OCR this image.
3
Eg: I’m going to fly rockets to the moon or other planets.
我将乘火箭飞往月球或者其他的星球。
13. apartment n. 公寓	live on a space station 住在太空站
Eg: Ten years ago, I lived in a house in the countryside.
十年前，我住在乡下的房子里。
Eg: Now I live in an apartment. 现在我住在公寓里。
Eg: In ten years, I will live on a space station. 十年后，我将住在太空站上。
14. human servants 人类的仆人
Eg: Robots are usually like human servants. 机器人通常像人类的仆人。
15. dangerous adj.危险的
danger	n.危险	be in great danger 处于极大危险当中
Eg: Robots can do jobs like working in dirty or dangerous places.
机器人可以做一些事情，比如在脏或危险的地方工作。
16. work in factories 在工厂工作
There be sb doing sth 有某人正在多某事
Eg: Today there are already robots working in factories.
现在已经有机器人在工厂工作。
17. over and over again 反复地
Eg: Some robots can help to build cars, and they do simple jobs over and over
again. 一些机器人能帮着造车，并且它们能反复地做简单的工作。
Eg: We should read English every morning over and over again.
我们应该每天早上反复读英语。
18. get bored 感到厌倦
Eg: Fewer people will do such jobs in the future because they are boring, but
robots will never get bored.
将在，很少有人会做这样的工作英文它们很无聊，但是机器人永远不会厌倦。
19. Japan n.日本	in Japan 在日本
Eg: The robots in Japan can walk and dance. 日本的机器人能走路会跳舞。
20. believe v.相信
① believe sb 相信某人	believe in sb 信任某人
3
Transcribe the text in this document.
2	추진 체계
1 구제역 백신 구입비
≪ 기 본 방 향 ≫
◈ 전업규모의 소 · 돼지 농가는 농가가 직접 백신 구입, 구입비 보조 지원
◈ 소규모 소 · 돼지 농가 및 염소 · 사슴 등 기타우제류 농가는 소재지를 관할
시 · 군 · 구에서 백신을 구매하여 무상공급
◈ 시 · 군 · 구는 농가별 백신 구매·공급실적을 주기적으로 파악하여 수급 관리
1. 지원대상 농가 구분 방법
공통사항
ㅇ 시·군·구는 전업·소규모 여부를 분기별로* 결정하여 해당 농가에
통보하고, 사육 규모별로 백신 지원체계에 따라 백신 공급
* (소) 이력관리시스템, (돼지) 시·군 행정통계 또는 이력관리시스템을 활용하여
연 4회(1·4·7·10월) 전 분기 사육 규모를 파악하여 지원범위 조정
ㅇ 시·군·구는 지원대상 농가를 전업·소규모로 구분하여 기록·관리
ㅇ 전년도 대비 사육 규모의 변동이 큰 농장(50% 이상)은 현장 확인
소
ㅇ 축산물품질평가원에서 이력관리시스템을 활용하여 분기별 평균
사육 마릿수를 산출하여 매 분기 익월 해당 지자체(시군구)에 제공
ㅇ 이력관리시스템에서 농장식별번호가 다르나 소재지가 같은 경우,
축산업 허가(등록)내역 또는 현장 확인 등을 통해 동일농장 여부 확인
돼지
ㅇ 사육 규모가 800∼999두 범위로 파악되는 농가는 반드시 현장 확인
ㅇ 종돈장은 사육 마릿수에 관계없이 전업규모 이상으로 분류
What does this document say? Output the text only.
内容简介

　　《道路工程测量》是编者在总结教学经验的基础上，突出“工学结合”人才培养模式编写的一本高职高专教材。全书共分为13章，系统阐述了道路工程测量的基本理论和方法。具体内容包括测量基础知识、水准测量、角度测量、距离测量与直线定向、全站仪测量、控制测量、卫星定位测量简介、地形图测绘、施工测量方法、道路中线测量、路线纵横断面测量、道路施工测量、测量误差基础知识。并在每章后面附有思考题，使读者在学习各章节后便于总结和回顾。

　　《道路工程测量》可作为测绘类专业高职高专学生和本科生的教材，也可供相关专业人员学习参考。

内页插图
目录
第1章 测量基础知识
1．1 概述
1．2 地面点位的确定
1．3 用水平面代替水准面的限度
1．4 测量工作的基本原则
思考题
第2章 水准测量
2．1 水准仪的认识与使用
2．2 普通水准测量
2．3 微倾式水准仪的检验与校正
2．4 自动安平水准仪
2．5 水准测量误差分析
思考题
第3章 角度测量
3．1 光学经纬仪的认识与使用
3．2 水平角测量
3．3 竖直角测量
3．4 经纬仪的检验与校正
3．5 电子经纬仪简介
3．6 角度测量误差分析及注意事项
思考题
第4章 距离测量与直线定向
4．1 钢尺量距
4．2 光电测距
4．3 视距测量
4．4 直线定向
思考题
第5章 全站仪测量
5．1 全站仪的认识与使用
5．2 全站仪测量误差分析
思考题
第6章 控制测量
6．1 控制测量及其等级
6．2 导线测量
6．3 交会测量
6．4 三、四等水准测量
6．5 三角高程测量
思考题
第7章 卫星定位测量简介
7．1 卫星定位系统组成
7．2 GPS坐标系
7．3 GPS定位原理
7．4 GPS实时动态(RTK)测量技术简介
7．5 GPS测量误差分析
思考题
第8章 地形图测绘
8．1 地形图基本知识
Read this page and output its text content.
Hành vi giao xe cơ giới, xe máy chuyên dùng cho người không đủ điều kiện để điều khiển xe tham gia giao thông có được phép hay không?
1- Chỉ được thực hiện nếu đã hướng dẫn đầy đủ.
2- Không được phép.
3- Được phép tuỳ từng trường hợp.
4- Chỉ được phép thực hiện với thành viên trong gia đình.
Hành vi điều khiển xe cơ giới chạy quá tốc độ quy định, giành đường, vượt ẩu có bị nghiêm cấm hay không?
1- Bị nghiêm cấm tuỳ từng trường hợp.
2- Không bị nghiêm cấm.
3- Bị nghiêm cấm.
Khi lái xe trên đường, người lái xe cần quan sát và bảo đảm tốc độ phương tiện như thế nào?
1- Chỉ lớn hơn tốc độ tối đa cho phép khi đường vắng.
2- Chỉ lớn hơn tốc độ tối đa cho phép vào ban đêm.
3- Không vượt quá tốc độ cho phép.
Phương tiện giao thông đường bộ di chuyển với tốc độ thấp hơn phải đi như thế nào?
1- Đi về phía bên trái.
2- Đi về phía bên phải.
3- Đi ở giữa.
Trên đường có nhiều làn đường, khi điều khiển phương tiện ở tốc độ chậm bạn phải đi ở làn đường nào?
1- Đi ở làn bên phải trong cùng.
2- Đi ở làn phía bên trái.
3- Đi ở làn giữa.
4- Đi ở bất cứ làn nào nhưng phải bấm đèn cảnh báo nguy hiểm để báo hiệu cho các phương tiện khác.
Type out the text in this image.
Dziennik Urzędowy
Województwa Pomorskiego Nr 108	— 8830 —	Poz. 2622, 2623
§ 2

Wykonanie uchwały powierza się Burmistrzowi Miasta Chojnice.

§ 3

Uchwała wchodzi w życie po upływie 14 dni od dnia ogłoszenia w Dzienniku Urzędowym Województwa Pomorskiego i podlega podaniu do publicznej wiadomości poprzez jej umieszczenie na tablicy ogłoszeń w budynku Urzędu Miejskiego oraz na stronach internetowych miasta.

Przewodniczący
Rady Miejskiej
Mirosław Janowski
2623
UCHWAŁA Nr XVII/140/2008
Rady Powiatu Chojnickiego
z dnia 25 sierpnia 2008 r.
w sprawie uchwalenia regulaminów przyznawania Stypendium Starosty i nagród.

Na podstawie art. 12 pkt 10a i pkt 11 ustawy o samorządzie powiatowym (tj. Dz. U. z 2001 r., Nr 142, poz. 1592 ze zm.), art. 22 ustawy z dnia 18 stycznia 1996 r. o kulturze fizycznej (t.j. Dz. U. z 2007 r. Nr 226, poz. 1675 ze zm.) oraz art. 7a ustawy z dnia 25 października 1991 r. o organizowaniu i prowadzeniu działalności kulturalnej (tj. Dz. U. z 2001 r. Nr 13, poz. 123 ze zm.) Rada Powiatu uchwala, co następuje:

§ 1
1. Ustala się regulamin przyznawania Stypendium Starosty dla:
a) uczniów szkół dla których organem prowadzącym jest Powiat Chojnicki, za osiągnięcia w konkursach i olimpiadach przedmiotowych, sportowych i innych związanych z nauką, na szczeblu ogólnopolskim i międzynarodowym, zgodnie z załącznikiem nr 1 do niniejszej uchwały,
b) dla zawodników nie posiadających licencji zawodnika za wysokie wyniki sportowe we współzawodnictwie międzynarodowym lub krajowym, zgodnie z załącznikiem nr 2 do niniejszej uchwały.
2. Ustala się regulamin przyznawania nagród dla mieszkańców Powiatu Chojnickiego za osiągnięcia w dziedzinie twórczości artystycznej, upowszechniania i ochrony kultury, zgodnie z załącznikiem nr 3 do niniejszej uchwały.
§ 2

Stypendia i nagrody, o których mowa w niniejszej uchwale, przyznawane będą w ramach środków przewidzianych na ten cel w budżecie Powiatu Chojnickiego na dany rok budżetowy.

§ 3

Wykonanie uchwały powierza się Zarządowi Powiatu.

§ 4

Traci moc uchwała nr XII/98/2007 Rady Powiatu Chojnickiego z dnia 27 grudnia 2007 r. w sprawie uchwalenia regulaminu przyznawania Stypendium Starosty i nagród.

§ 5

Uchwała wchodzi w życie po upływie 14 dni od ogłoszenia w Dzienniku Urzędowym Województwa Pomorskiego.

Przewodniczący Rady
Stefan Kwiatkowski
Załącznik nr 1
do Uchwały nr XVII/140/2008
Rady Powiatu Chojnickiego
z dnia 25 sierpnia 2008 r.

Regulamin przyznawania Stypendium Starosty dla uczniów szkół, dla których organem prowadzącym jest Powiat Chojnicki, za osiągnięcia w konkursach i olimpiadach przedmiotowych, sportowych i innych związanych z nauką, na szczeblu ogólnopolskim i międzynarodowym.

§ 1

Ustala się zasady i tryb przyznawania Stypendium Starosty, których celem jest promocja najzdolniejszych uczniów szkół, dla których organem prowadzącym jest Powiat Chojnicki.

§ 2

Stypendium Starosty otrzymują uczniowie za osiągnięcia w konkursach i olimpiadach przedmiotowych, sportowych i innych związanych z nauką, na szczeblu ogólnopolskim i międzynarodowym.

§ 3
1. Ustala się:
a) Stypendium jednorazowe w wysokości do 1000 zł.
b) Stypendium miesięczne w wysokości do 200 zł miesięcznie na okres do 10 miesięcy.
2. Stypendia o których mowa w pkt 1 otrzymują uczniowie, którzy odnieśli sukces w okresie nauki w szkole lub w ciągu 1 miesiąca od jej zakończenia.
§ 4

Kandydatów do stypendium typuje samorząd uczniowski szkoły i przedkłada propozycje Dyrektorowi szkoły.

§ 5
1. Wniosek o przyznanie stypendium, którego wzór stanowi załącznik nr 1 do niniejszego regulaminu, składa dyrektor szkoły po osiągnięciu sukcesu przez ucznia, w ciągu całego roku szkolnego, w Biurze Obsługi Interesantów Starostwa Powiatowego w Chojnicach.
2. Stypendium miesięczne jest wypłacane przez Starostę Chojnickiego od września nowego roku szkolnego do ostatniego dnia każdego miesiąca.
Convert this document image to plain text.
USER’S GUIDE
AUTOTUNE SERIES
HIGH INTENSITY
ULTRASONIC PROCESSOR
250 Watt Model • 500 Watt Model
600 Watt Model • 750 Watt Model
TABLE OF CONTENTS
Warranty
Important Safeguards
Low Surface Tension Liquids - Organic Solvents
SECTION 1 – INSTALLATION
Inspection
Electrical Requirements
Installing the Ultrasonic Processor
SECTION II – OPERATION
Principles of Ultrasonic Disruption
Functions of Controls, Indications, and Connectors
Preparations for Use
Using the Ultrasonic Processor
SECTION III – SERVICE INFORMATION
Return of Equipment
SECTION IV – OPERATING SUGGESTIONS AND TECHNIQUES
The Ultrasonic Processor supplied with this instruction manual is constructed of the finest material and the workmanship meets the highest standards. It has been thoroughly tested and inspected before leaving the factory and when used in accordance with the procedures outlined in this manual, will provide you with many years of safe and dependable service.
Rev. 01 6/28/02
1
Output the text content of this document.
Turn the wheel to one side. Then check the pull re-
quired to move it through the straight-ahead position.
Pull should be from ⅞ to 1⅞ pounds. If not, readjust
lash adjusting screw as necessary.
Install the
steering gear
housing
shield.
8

##############################

* _DIRECTIONS FOR THIS TASK_:
Set down, unchanged, the line that contains "Output the text content of this document." together with every later line in the records, through the last one.

* _EXPECTED OUTPUT_:
Output the text content of this document.
Turn the wheel to one side. Then check the pull re-
quired to move it through the straight-ahead position.
Pull should be from ⅞ to 1⅞ pounds. If not, readjust
lash adjusting screw as necessary.
Install the
steering gear
housing
shield.
8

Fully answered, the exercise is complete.